_RECORD EXCERPTS_

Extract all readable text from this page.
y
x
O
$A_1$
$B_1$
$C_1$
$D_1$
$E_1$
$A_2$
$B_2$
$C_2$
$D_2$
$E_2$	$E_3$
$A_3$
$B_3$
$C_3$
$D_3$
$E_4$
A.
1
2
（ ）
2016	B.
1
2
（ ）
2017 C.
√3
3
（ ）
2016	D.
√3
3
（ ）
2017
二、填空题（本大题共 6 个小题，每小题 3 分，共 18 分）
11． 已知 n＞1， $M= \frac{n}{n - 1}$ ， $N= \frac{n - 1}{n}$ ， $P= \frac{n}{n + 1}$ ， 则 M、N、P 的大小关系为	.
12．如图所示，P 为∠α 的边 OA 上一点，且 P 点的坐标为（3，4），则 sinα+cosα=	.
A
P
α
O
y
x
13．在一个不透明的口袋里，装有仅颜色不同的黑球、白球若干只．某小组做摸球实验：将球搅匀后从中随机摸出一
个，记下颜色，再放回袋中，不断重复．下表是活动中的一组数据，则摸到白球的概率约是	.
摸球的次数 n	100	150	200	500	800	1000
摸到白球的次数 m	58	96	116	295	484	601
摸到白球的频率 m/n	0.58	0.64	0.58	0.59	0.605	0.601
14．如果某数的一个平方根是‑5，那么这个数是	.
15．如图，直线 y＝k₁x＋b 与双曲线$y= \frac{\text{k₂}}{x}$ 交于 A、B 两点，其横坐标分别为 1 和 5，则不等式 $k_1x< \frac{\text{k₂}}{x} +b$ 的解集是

_AIM_
Each entry must be reproduced verbatim.

_ANSWER IN FULL_
Extract all readable text from this page.
y
x
O
$A_1$
$B_1$
$C_1$
$D_1$
$E_1$
$A_2$
$B_2$
$C_2$
$D_2$
$E_2$	$E_3$
$A_3$
$B_3$
$C_3$
$D_3$
$E_4$
A.
1
2
（ ）
2016	B.
1
2
（ ）
2017 C.
√3
3
（ ）
2016	D.
√3
3
（ ）
2017
二、填空题（本大题共 6 个小题，每小题 3 分，共 18 分）
11． 已知 n＞1， $M= \frac{n}{n - 1}$ ， $N= \frac{n - 1}{n}$ ， $P= \frac{n}{n + 1}$ ， 则 M、N、P 的大小关系为	.
12．如图所示，P 为∠α 的边 OA 上一点，且 P 点的坐标为（3，4），则 sinα+cosα=	.
A
P
α
O
y
x
13．在一个不透明的口袋里，装有仅颜色不同的黑球、白球若干只．某小组做摸球实验：将球搅匀后从中随机摸出一
个，记下颜色，再放回袋中，不断重复．下表是活动中的一组数据，则摸到白球的概率约是	.
摸球的次数 n	100	150	200	500	800	1000
摸到白球的次数 m	58	96	116	295	484	601
摸到白球的频率 m/n	0.58	0.64	0.58	0.59	0.605	0.601
14．如果某数的一个平方根是‑5，那么这个数是	.
15．如图，直线 y＝k₁x＋b 与双曲线$y= \frac{\text{k₂}}{x}$ 交于 A、B 两点，其横坐标分别为 1 和 5，则不等式 $k_1x< \frac{\text{k₂}}{x} +b$ 的解集是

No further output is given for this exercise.